Material provided -
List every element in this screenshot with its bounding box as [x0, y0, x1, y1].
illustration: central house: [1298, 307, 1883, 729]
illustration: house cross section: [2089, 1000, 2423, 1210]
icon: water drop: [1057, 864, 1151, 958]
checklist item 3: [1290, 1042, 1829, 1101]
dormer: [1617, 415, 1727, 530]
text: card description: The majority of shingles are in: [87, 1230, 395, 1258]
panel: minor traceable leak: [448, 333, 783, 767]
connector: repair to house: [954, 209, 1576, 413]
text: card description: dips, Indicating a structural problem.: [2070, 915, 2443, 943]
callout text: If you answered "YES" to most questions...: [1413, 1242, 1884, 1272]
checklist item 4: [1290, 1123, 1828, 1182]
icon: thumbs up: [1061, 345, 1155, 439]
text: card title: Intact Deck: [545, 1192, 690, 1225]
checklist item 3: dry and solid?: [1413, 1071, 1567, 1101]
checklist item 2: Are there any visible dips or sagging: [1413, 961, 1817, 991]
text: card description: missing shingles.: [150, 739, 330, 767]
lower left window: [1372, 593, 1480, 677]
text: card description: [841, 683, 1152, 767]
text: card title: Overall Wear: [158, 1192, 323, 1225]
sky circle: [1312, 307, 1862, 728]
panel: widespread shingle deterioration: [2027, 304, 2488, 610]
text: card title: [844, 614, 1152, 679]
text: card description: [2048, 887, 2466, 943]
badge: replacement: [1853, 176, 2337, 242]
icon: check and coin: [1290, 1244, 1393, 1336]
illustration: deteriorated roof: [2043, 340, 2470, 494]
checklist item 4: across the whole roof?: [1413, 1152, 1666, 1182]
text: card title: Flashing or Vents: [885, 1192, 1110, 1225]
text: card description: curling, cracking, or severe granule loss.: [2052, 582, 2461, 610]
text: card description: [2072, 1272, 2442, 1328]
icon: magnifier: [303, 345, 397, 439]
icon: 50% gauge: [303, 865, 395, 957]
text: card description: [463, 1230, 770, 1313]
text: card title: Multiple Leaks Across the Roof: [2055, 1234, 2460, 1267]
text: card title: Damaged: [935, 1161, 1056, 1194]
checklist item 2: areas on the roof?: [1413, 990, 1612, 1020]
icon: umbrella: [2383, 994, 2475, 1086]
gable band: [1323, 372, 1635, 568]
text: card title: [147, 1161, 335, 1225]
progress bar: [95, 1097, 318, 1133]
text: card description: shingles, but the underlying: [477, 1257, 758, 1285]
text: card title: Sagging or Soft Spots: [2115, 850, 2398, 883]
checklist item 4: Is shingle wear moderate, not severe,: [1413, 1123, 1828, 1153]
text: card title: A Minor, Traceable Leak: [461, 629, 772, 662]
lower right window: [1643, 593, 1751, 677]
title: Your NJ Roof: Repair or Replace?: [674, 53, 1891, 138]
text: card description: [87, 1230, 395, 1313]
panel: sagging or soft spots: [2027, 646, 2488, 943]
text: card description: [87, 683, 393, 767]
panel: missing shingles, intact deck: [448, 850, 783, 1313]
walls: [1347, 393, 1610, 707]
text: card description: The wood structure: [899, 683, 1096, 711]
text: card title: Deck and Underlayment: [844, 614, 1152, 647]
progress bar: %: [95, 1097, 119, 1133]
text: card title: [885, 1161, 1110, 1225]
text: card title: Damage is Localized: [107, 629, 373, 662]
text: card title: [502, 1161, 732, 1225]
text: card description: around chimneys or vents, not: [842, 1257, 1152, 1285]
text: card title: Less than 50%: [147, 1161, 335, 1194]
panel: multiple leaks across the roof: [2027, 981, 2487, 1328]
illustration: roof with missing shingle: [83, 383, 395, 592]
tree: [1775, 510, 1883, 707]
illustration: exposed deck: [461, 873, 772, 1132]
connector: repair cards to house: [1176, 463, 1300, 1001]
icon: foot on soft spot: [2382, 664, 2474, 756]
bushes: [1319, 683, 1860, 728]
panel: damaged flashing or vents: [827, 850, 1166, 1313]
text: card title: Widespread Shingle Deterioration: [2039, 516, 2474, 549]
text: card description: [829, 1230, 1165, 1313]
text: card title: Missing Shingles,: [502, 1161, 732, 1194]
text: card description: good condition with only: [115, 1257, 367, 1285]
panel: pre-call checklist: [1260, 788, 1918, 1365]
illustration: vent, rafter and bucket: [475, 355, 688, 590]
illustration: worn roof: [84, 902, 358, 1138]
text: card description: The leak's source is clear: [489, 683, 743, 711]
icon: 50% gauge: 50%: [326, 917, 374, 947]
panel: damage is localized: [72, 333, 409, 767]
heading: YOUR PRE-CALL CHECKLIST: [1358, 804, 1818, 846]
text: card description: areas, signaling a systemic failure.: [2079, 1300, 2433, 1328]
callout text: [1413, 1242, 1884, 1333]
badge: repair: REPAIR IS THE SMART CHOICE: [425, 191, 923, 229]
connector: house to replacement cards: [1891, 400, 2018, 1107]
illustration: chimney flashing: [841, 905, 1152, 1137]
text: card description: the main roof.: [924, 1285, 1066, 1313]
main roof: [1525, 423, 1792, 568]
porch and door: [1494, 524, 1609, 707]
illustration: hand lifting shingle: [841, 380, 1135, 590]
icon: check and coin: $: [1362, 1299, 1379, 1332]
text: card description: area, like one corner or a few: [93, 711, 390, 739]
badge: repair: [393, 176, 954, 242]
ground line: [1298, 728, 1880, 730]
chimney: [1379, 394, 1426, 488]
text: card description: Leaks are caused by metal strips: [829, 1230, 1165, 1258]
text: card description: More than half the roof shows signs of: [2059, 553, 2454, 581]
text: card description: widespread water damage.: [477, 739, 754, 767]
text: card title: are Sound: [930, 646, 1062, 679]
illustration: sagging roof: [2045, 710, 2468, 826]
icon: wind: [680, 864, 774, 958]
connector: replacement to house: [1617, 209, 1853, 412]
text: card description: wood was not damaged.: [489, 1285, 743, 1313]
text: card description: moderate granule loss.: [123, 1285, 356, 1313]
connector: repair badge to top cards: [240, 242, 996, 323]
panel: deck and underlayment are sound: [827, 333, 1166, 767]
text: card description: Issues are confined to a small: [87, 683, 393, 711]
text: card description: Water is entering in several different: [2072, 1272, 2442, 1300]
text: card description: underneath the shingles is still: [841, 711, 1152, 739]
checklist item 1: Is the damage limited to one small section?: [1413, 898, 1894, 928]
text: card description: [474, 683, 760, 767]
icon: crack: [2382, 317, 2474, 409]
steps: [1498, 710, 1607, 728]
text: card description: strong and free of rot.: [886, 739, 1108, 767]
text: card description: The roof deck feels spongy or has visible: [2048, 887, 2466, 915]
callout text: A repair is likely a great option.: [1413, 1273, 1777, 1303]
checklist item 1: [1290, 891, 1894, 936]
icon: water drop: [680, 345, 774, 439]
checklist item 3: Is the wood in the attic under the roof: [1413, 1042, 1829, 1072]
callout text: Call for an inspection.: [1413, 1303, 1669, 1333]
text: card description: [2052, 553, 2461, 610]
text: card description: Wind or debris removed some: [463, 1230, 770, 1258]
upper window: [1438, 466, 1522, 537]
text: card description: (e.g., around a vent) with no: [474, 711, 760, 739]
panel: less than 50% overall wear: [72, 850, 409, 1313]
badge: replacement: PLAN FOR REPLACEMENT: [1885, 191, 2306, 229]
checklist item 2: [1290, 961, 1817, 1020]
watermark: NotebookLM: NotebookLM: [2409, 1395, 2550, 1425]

Task to complete - Identify every line in the listing above that contains the word "wood", matching case, and copy each of those lines.

Final result -
text: card description: The wood structure: [899, 683, 1096, 711]
text: card description: wood was not damaged.: [489, 1285, 743, 1313]
checklist item 3: Is the wood in the attic under the roof: [1413, 1042, 1829, 1072]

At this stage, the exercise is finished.